Reproduce each of the records below word for word, omitting the pictures.

Given records.
□ □ □ □ □ □ □

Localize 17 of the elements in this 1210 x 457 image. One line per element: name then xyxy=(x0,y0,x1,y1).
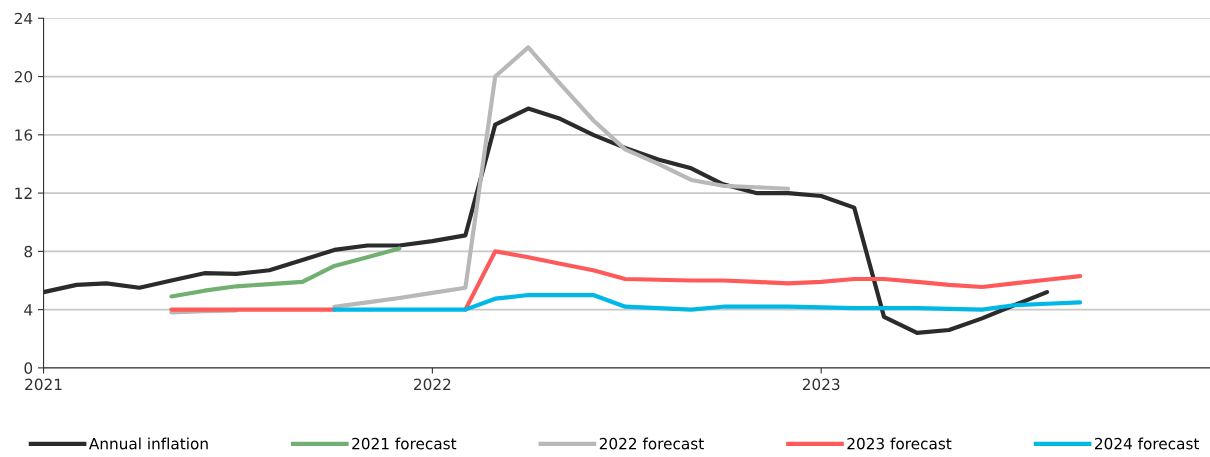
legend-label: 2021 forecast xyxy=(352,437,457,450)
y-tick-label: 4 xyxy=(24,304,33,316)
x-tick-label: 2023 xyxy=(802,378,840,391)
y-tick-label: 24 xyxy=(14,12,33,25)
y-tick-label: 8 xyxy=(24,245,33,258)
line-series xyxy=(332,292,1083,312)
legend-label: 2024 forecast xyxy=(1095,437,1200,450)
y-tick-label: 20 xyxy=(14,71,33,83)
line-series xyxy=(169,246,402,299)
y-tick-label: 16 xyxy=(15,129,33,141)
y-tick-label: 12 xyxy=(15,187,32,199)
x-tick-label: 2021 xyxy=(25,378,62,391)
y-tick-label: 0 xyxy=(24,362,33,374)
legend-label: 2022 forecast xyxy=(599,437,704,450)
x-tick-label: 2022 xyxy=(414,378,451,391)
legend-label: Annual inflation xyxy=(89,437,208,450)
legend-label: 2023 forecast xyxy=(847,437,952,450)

□ □ □ □ □ □ □

Final answer.
Localize 17 of the elements in this 1210 x 457 image. One line per element: name then xyxy=(x0,y0,x1,y1).
legend-label: 2021 forecast xyxy=(352,437,457,450)
y-tick-label: 4 xyxy=(24,304,33,316)
x-tick-label: 2023 xyxy=(802,378,840,391)
y-tick-label: 24 xyxy=(14,12,33,25)
y-tick-label: 8 xyxy=(24,245,33,258)
line-series xyxy=(332,292,1083,312)
legend-label: 2024 forecast xyxy=(1095,437,1200,450)
y-tick-label: 20 xyxy=(14,71,33,83)
line-series xyxy=(169,246,402,299)
y-tick-label: 16 xyxy=(15,129,33,141)
y-tick-label: 12 xyxy=(15,187,32,199)
x-tick-label: 2021 xyxy=(25,378,62,391)
y-tick-label: 0 xyxy=(24,362,33,374)
legend-label: 2022 forecast xyxy=(599,437,704,450)
x-tick-label: 2022 xyxy=(414,378,451,391)
legend-label: Annual inflation xyxy=(89,437,208,450)
legend-label: 2023 forecast xyxy=(847,437,952,450)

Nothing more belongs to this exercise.